+++ MATERIAL SUPPLIED

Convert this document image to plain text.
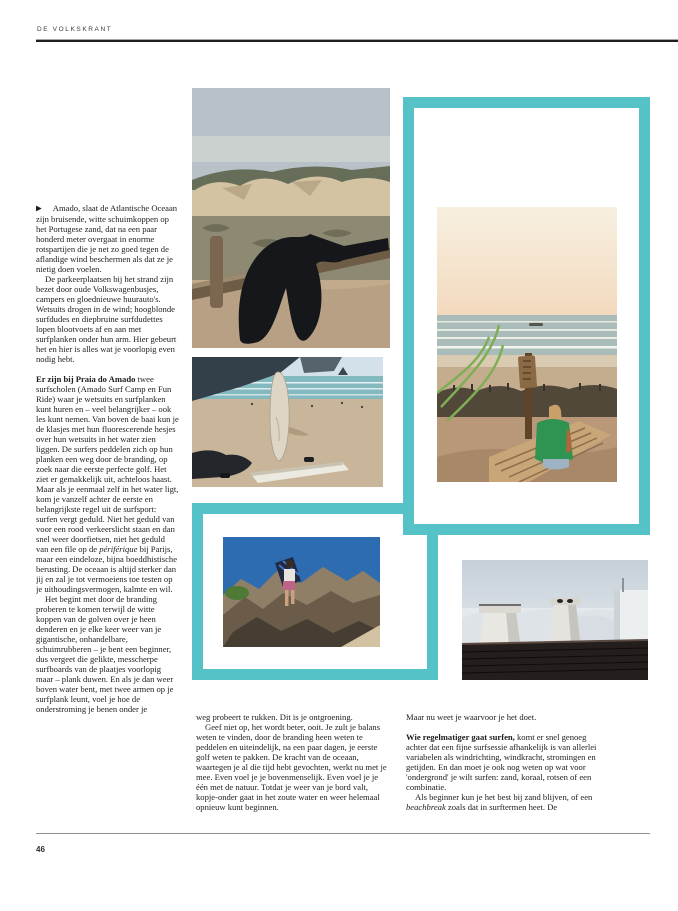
DE VOLKSKRANT

▶ Amado, slaat de Atlantische Oceaan zijn bruisende, witte schuimkoppen op het Portugese zand, dat na een paar honderd meter overgaat in enorme rotspartijen die je net zo goed tegen de aflandige wind beschermen als dat ze je nietig doen voelen.

De parkeerplaatsen bij het strand zijn bezet door oude Volkswagenbusjes, campers en gloednieuwe huurauto's. Wetsuits drogen in de wind; hoogblonde surfdudes en diepbruine surfdudettes lopen blootvoets af en aan met surfplanken onder hun arm. Hier gebeurt het en hier is alles wat je voorlopig even nodig hebt.

Er zijn bij Praia do Amado twee surfscholen (Amado Surf Camp en Fun Ride) waar je wetsuits en surfplanken kunt huren en – veel belangrijker – ook les kunt nemen. Van boven de baai kun je de klasjes met hun fluorescerende hesjes over hun wetsuits in het water zien liggen. De surfers peddelen zich op hun planken een weg door de branding, op zoek naar die eerste perfecte golf. Het ziet er gemakkelijk uit, achteloos haast. Maar als je eenmaal zelf in het water ligt, kom je vanzelf achter de eerste en belangrijkste regel uit de surfsport: surfen vergt geduld. Niet het geduld van voor een rood verkeerslicht staan en dan snel weer doorfietsen, niet het geduld van een file op de périférique bij Parijs, maar een eindeloze, bijna boeddhistische berusting. De oceaan is altijd sterker dan jij en zal je tot vermoeiens toe testen op je uithoudingsvermogen, kalmte en wil.

Het begint met door de branding proberen te komen terwijl de witte koppen van de golven over je heen denderen en je elke keer weer van je gigantische, onhandelbare, schuimrubberen – je bent een beginner, dus vergeet die gelikte, messcherpe surfboards van de plaatjes voorlopig maar – plank duwen. En als je dan weer boven water bent, met twee armen op je surfplank leunt, voel je hoe de onderstroming je benen onder je

weg probeert te rukken. Dit is je ontgroening.

Geef niet op, het wordt beter, ooit. Je zult je balans weten te vinden, door de branding heen weten te peddelen en uiteindelijk, na een paar dagen, je eerste golf weten te pakken. De kracht van de oceaan, waartegen je al die tijd hebt gevochten, werkt nu met je mee. Even voel je je bovenmenselijk. Even voel je je één met de natuur. Totdat je weer van je bord valt, kopje-onder gaat in het zoute water en weer helemaal opnieuw kunt beginnen.

Maar nu weet je waarvoor je het doet.

Wie regelmatiger gaat surfen, komt er snel genoeg achter dat een fijne surfsessie afhankelijk is van allerlei variabelen als windrichting, windkracht, stromingen en getijden. En dan moet je ook nog weten op wat voor 'ondergrond' je wilt surfen: zand, koraal, rotsen of een combinatie.

Als beginner kun je het best bij zand blijven, of een beachbreak zoals dat in surftermen heet. De

46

++++++

**TASK DETAILS:**
Make an exact copy of every record, pictures excluded.

**WORKED SOLUTION:**
Convert this document image to plain text.
DE VOLKSKRANT

▶ Amado, slaat de Atlantische Oceaan zijn bruisende, witte schuimkoppen op het Portugese zand, dat na een paar honderd meter overgaat in enorme rotspartijen die je net zo goed tegen de aflandige wind beschermen als dat ze je nietig doen voelen.

De parkeerplaatsen bij het strand zijn bezet door oude Volkswagenbusjes, campers en gloednieuwe huurauto's. Wetsuits drogen in de wind; hoogblonde surfdudes en diepbruine surfdudettes lopen blootvoets af en aan met surfplanken onder hun arm. Hier gebeurt het en hier is alles wat je voorlopig even nodig hebt.

Er zijn bij Praia do Amado twee surfscholen (Amado Surf Camp en Fun Ride) waar je wetsuits en surfplanken kunt huren en – veel belangrijker – ook les kunt nemen. Van boven de baai kun je de klasjes met hun fluorescerende hesjes over hun wetsuits in het water zien liggen. De surfers peddelen zich op hun planken een weg door de branding, op zoek naar die eerste perfecte golf. Het ziet er gemakkelijk uit, achteloos haast. Maar als je eenmaal zelf in het water ligt, kom je vanzelf achter de eerste en belangrijkste regel uit de surfsport: surfen vergt geduld. Niet het geduld van voor een rood verkeerslicht staan en dan snel weer doorfietsen, niet het geduld van een file op de périférique bij Parijs, maar een eindeloze, bijna boeddhistische berusting. De oceaan is altijd sterker dan jij en zal je tot vermoeiens toe testen op je uithoudingsvermogen, kalmte en wil.

Het begint met door de branding proberen te komen terwijl de witte koppen van de golven over je heen denderen en je elke keer weer van je gigantische, onhandelbare, schuimrubberen – je bent een beginner, dus vergeet die gelikte, messcherpe surfboards van de plaatjes voorlopig maar – plank duwen. En als je dan weer boven water bent, met twee armen op je surfplank leunt, voel je hoe de onderstroming je benen onder je

weg probeert te rukken. Dit is je ontgroening.

Geef niet op, het wordt beter, ooit. Je zult je balans weten te vinden, door de branding heen weten te peddelen en uiteindelijk, na een paar dagen, je eerste golf weten te pakken. De kracht van de oceaan, waartegen je al die tijd hebt gevochten, werkt nu met je mee. Even voel je je bovenmenselijk. Even voel je je één met de natuur. Totdat je weer van je bord valt, kopje-onder gaat in het zoute water en weer helemaal opnieuw kunt beginnen.

Maar nu weet je waarvoor je het doet.

Wie regelmatiger gaat surfen, komt er snel genoeg achter dat een fijne surfsessie afhankelijk is van allerlei variabelen als windrichting, windkracht, stromingen en getijden. En dan moet je ook nog weten op wat voor 'ondergrond' je wilt surfen: zand, koraal, rotsen of een combinatie.

Als beginner kun je het best bij zand blijven, of een beachbreak zoals dat in surftermen heet. De

46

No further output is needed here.